- [Requirements]: Count every line in the entries that contains "indicati". Report that count alone.

- [Records for processing]:
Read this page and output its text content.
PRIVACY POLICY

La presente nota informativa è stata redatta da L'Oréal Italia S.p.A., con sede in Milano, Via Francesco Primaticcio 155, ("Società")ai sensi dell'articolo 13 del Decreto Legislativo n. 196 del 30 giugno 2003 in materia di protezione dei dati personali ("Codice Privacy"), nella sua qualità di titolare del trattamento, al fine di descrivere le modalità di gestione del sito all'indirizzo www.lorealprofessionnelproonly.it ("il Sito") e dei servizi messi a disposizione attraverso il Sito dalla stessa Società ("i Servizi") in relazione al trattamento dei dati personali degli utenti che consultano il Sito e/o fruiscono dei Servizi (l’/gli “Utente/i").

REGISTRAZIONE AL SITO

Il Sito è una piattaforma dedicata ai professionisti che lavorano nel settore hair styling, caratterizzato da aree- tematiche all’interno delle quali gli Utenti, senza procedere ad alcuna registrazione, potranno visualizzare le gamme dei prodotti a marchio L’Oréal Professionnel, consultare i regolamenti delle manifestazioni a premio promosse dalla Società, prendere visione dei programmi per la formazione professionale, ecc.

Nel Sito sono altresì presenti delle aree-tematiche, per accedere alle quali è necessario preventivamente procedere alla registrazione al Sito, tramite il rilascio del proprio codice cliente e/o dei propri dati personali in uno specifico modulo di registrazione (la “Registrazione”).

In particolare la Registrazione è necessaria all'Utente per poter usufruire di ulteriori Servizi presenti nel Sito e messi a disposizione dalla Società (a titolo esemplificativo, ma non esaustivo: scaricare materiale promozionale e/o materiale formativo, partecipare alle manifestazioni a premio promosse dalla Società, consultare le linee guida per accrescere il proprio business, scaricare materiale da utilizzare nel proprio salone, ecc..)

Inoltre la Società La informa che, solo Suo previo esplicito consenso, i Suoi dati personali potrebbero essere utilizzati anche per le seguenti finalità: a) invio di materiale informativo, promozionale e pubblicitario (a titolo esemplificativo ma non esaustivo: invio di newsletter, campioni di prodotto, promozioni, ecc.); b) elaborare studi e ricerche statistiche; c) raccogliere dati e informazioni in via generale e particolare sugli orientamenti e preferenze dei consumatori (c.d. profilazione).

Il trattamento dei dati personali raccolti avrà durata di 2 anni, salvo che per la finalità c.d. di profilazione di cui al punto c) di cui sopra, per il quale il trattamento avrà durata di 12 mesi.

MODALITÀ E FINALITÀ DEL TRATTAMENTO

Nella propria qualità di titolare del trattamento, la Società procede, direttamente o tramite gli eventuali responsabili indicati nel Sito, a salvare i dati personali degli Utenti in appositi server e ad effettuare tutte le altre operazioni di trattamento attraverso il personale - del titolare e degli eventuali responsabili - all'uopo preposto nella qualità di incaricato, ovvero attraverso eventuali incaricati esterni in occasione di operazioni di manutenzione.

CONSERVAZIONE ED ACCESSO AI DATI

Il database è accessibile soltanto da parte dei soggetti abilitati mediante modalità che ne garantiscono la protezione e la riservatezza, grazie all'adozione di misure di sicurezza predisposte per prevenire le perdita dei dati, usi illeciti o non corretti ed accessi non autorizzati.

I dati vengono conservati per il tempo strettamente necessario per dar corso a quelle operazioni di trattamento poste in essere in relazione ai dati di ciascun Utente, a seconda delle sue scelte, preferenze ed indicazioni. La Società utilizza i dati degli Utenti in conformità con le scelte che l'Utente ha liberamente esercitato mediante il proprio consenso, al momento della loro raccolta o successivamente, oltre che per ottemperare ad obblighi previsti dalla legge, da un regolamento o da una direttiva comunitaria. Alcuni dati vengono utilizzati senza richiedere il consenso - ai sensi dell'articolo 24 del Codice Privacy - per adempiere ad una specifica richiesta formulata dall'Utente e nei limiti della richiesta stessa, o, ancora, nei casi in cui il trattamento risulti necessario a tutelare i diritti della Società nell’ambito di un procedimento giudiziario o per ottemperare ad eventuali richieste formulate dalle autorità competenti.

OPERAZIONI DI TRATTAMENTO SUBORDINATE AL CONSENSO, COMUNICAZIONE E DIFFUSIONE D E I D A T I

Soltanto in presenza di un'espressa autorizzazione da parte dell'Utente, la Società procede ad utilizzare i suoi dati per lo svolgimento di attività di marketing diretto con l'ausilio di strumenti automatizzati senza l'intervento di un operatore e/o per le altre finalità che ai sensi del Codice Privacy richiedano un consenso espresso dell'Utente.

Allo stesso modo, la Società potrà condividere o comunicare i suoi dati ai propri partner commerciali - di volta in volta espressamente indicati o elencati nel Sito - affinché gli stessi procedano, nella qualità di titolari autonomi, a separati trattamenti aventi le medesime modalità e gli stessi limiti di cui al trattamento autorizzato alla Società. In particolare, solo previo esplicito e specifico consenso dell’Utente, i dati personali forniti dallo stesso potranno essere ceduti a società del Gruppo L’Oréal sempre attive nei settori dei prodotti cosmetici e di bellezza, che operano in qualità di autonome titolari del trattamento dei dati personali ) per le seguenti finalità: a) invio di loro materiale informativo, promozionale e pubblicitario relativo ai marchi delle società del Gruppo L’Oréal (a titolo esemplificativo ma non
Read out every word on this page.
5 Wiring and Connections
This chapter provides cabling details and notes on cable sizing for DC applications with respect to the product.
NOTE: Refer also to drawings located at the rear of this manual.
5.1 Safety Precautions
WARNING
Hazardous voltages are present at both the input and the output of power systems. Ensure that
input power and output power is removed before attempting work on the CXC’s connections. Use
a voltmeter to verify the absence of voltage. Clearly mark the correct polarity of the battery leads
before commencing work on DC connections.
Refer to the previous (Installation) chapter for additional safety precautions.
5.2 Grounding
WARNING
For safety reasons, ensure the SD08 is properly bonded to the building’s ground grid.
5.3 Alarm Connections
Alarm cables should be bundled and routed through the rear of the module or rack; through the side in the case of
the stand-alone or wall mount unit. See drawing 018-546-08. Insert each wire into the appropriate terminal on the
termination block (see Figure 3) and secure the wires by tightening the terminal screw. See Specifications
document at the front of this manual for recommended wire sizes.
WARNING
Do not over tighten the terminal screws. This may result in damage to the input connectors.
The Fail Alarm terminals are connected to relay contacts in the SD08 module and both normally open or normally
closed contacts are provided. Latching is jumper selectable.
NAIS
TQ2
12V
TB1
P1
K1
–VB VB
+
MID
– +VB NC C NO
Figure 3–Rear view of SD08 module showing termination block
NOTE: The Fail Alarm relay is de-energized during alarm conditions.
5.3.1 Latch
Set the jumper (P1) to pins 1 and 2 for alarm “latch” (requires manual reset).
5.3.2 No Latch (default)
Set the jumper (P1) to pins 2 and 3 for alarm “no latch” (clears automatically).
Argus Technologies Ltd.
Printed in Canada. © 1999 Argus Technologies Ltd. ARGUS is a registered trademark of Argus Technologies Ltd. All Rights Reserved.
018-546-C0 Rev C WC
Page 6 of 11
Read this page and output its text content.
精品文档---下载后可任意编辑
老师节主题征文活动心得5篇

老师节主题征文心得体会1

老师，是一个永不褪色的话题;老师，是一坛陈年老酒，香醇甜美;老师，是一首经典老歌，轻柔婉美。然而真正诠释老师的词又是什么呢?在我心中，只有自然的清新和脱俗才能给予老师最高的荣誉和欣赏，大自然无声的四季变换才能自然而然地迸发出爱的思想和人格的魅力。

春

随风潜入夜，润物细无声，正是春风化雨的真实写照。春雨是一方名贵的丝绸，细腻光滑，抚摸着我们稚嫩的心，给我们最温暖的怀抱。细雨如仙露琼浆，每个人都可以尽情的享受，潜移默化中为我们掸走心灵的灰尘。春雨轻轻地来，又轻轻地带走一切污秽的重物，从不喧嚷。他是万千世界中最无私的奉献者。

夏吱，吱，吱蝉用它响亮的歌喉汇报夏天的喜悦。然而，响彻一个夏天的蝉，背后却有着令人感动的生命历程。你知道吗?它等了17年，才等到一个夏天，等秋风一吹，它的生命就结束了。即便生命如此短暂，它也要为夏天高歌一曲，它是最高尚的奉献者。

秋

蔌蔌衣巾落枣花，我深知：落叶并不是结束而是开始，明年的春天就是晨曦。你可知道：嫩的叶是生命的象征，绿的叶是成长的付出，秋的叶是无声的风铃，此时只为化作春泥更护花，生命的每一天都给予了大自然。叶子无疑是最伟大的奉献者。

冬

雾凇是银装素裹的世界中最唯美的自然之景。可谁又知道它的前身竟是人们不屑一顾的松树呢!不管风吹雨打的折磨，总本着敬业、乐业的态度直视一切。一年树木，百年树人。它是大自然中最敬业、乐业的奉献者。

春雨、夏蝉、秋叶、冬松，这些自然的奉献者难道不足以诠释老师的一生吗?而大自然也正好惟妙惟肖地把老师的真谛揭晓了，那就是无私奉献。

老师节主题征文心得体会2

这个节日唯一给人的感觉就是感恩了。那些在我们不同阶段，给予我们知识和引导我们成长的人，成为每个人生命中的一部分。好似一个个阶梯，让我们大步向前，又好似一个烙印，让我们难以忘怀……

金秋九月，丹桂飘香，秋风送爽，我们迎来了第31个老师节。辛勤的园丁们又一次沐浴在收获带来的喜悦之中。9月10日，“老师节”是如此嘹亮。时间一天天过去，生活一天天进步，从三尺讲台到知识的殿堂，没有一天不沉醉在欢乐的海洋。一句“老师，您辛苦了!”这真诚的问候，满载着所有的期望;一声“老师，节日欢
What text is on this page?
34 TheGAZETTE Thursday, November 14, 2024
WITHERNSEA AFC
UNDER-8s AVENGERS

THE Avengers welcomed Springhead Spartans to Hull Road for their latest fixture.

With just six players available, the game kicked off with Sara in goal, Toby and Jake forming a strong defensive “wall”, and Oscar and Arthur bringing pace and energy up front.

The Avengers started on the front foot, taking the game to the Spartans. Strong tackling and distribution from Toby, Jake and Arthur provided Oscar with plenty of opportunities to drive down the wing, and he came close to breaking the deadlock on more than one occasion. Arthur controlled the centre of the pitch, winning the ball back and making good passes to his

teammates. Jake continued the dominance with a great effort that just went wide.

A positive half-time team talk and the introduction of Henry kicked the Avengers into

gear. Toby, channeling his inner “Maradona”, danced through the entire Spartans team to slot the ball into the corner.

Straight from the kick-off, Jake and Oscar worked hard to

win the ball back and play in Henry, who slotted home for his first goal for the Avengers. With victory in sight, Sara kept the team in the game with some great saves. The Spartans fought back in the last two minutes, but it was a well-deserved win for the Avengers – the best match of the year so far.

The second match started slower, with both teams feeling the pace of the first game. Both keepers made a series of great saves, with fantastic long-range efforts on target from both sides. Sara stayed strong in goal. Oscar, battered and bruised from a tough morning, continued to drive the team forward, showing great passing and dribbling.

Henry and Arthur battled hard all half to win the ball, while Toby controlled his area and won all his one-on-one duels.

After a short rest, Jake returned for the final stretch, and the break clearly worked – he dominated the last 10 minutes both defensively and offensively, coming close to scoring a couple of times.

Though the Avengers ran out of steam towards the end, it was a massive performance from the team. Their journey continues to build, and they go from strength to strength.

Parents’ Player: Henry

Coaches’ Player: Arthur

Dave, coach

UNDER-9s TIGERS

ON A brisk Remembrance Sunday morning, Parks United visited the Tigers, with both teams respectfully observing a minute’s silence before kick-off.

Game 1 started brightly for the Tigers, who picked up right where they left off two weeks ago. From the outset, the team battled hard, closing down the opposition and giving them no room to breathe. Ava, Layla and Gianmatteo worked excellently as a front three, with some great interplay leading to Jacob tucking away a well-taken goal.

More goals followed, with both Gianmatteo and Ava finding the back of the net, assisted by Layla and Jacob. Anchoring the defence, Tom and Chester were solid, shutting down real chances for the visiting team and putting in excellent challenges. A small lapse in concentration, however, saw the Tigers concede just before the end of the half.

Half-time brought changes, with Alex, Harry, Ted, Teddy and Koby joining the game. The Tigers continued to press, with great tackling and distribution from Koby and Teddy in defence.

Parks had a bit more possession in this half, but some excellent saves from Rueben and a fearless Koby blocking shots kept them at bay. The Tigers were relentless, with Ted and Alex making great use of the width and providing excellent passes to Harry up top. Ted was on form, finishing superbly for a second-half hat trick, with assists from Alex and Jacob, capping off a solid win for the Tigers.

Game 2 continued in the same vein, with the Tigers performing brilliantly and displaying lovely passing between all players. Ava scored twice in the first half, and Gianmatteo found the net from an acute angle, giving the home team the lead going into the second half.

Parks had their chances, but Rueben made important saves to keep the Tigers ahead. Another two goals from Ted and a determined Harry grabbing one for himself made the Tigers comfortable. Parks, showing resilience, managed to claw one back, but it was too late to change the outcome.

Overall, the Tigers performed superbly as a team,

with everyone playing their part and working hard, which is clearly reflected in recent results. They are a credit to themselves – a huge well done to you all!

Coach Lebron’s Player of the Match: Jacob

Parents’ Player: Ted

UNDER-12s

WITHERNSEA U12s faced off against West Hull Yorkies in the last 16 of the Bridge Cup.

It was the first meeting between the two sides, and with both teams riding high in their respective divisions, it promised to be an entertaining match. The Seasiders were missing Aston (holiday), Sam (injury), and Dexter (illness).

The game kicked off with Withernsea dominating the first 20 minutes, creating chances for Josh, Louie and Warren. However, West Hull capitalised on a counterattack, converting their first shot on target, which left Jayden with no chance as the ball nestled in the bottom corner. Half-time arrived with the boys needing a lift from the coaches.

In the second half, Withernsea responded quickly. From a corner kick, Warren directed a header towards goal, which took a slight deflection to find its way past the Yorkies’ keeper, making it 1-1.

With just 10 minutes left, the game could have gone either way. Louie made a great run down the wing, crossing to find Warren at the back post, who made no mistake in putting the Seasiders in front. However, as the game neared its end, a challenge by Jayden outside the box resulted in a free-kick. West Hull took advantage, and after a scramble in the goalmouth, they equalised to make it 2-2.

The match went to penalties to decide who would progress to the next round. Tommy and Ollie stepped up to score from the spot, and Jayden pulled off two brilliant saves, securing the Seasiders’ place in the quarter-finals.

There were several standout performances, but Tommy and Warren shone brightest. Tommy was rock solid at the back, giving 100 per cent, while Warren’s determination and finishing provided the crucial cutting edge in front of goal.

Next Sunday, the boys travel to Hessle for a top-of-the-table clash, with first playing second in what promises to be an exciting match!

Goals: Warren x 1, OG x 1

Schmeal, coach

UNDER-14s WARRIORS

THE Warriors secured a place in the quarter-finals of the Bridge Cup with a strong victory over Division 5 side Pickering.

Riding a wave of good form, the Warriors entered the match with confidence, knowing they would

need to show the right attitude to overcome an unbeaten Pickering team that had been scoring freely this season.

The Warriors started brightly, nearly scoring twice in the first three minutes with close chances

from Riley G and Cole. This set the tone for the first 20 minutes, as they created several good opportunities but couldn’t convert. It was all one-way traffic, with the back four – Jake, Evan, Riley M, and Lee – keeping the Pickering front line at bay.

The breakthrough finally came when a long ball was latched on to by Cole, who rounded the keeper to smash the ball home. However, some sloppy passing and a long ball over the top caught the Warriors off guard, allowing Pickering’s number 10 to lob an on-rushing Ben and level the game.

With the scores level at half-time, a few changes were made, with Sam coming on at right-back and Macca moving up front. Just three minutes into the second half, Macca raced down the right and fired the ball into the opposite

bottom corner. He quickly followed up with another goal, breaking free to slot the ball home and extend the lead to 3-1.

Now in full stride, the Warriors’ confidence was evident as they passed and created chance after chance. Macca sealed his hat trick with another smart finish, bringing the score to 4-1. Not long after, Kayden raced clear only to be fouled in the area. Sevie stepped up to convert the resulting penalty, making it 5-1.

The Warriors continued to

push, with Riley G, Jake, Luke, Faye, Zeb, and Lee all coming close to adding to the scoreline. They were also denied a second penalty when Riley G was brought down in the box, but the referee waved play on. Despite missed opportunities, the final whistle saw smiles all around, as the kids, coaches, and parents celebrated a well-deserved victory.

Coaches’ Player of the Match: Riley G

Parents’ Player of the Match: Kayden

- [Completed exercise]: 2